• **GIVEN EXERCISE**
Copy the following items word for word, from the line with "show-all-link[interactable]: Show All" up to and including the line with "list-item[interactable]: US Holidays i".

• **MATERIAL SHOWN**
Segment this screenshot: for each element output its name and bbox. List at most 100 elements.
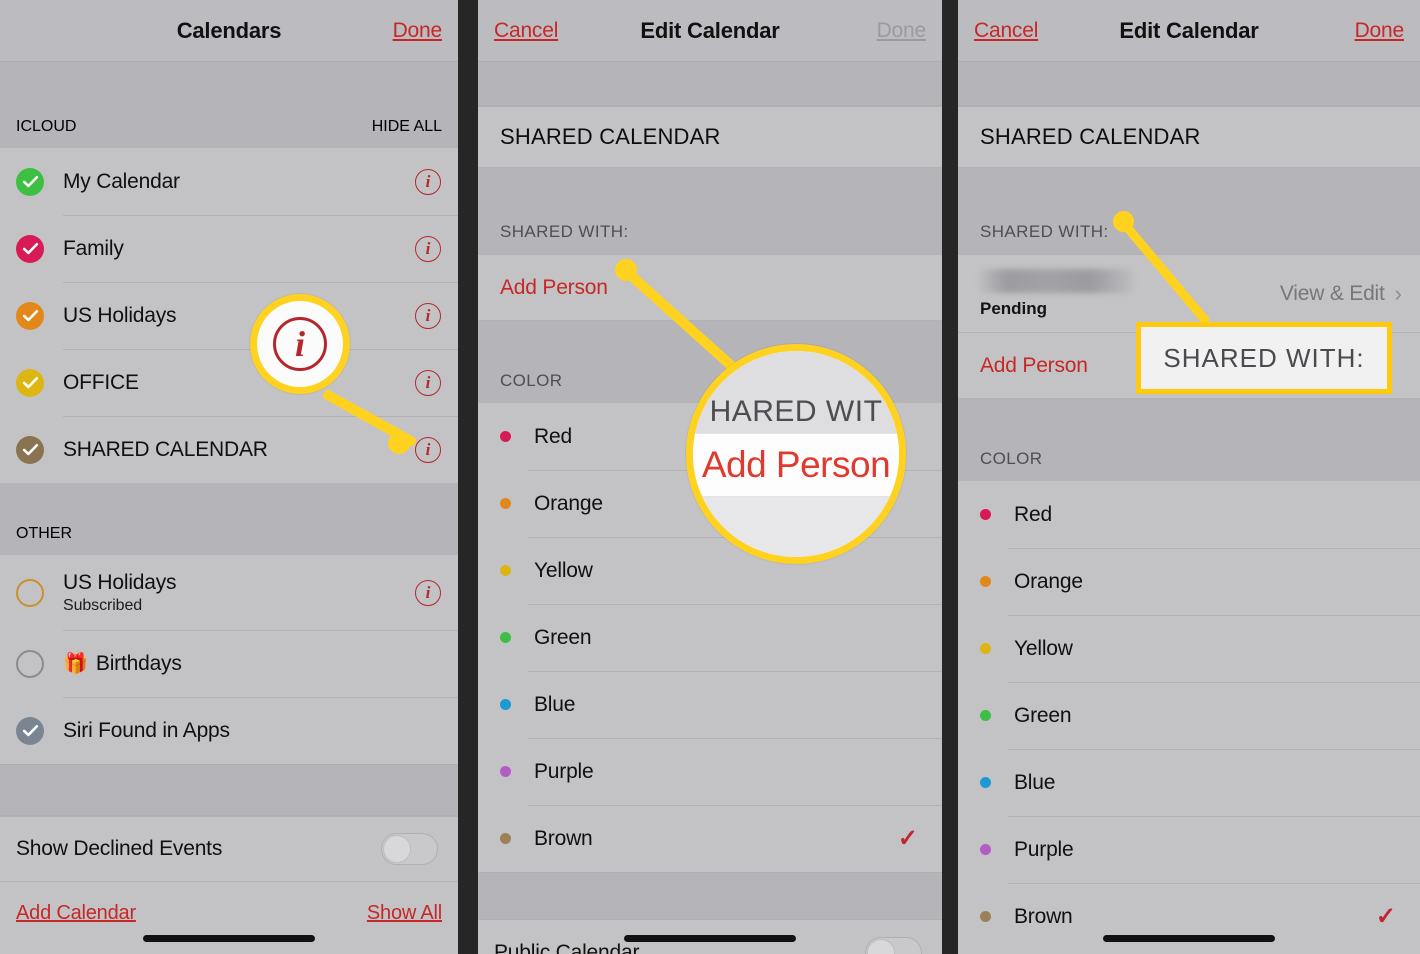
show-all-link[interactable]: Show All — [367, 902, 442, 925]
show-declined-events-row[interactable]: Show Declined Events — [0, 816, 458, 882]
add-calendar-link[interactable]: Add Calendar — [16, 902, 136, 925]
section-gap — [958, 62, 1420, 106]
show-declined-events-label: Show Declined Events — [16, 837, 223, 860]
list-item[interactable]: OFFICE i — [0, 349, 458, 416]
color-dot-icon — [500, 431, 511, 442]
checkbox-checked-icon[interactable] — [16, 167, 44, 196]
list-item[interactable]: US Holidays i — [0, 282, 458, 349]
shared-with-label: SHARED WITH: — [500, 222, 629, 241]
done-button[interactable]: Done — [877, 19, 927, 43]
home-indicator — [1103, 935, 1275, 942]
calendar-name-row[interactable]: SHARED CALENDAR — [478, 106, 942, 168]
color-dot-icon — [500, 833, 511, 844]
list-item-sublabel: Subscribed — [63, 596, 143, 614]
info-icon[interactable]: i — [415, 302, 441, 329]
color-option-orange[interactable]: Orange — [478, 470, 942, 537]
color-dot-icon — [980, 509, 991, 520]
color-dot-icon — [980, 911, 991, 922]
section-gap — [0, 764, 458, 816]
list-item-label: Family — [63, 236, 124, 260]
color-label: Brown — [534, 826, 593, 850]
color-option-blue[interactable]: Blue — [478, 671, 942, 738]
calendar-name-row[interactable]: SHARED CALENDAR — [958, 106, 1420, 168]
color-option-green[interactable]: Green — [478, 604, 942, 671]
color-option-purple[interactable]: Purple — [958, 816, 1420, 883]
navbar-edit-calendar: Cancel Edit Calendar Done — [958, 0, 1420, 62]
checkbox-checked-icon[interactable] — [16, 716, 44, 745]
color-label: Green — [534, 625, 592, 649]
list-item-label: SHARED CALENDAR — [63, 437, 268, 461]
show-declined-events-toggle[interactable] — [381, 833, 438, 865]
color-dot-icon — [980, 643, 991, 654]
section-label-icloud: ICLOUD — [16, 118, 77, 135]
section-gap — [478, 62, 942, 106]
color-label: Purple — [534, 759, 594, 783]
hide-all-button[interactable]: HIDE ALL — [372, 118, 442, 136]
color-section-label: COLOR — [980, 449, 1043, 468]
navbar-calendars: Calendars Done — [0, 0, 458, 62]
color-dot-icon — [980, 576, 991, 587]
list-item-label: US Holidays — [63, 570, 177, 594]
list-item[interactable]: Siri Found in Apps — [0, 697, 458, 764]
color-label: Orange — [1014, 569, 1083, 593]
checkbox-checked-icon[interactable] — [16, 435, 44, 464]
info-icon[interactable]: i — [415, 579, 441, 606]
list-item[interactable]: SHARED CALENDAR i — [0, 416, 458, 483]
permission-label: View & Edit — [1279, 281, 1385, 305]
list-item[interactable]: US Holidays Subscribed i — [0, 555, 458, 630]
checkbox-checked-icon[interactable] — [16, 368, 44, 397]
color-option-purple[interactable]: Purple — [478, 738, 942, 805]
shared-with-label: SHARED WITH: — [980, 222, 1109, 241]
list-item-label: Siri Found in Apps — [63, 718, 230, 742]
person-permission[interactable]: View & Edit › — [1280, 282, 1402, 306]
color-option-yellow[interactable]: Yellow — [958, 615, 1420, 682]
checkbox-checked-icon[interactable] — [16, 234, 44, 263]
color-option-yellow[interactable]: Yellow — [478, 537, 942, 604]
add-person-row[interactable]: Add Person — [478, 254, 942, 321]
public-calendar-label: Public Calendar — [494, 940, 640, 954]
page-title: Edit Calendar — [640, 17, 780, 43]
list-item-label: OFFICE — [63, 370, 139, 394]
add-person-label: Add Person — [980, 353, 1088, 377]
other-calendar-list: US Holidays Subscribed i 🎁 Birthdays Sir… — [0, 555, 458, 764]
info-icon[interactable]: i — [415, 369, 441, 396]
list-item[interactable]: Family i — [0, 215, 458, 282]
checkbox-unchecked-icon[interactable] — [16, 578, 44, 607]
toggle-knob — [383, 835, 411, 863]
color-label: Green — [1014, 703, 1072, 727]
color-label: Yellow — [534, 558, 593, 582]
color-label: Orange — [534, 491, 603, 515]
color-label: Red — [1014, 502, 1052, 526]
info-icon[interactable]: i — [415, 235, 441, 262]
color-option-green[interactable]: Green — [958, 682, 1420, 749]
list-item[interactable]: My Calendar i — [0, 148, 458, 215]
color-dot-icon — [980, 777, 991, 788]
section-gap — [478, 872, 942, 920]
color-dot-icon — [980, 710, 991, 721]
color-option-blue[interactable]: Blue — [958, 749, 1420, 816]
public-calendar-toggle[interactable] — [865, 936, 922, 954]
color-option-red[interactable]: Red — [958, 481, 1420, 548]
home-indicator — [143, 935, 315, 942]
page-title: Edit Calendar — [1119, 17, 1259, 43]
section-label-other: OTHER — [16, 525, 72, 542]
list-item[interactable]: 🎁 Birthdays — [0, 630, 458, 697]
info-icon-shared-calendar[interactable]: i — [415, 436, 441, 463]
list-item-label: Birthdays — [95, 651, 182, 675]
add-person-row[interactable]: Add Person — [958, 332, 1420, 399]
color-option-brown[interactable]: Brown ✓ — [478, 805, 942, 872]
checkbox-unchecked-icon[interactable] — [16, 649, 44, 678]
color-option-red[interactable]: Red — [478, 403, 942, 470]
person-status-badge: Pending — [980, 298, 1048, 318]
info-icon[interactable]: i — [415, 168, 441, 195]
done-button[interactable]: Done — [1355, 19, 1405, 43]
screenshot-stage: Calendars Done ICLOUD HIDE ALL My Calend… — [0, 0, 1420, 954]
chevron-right-icon: › — [1394, 280, 1402, 306]
checkbox-checked-icon[interactable] — [16, 301, 44, 330]
selected-checkmark-icon: ✓ — [1375, 902, 1396, 930]
color-dot-icon — [500, 565, 511, 576]
done-button[interactable]: Done — [393, 19, 443, 43]
color-label: Yellow — [1014, 636, 1073, 660]
color-option-orange[interactable]: Orange — [958, 548, 1420, 615]
shared-person-row[interactable]: Pending View & Edit › — [958, 254, 1420, 332]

• **ANSWER TO THIS TASK**
show-all-link[interactable]: Show All — [367, 902, 442, 925]
show-declined-events-row[interactable]: Show Declined Events — [0, 816, 458, 882]
add-calendar-link[interactable]: Add Calendar — [16, 902, 136, 925]
section-gap — [958, 62, 1420, 106]
show-declined-events-label: Show Declined Events — [16, 837, 223, 860]
list-item[interactable]: OFFICE i — [0, 349, 458, 416]
color-dot-icon — [500, 431, 511, 442]
checkbox-checked-icon[interactable] — [16, 167, 44, 196]
list-item[interactable]: US Holidays i — [0, 282, 458, 349]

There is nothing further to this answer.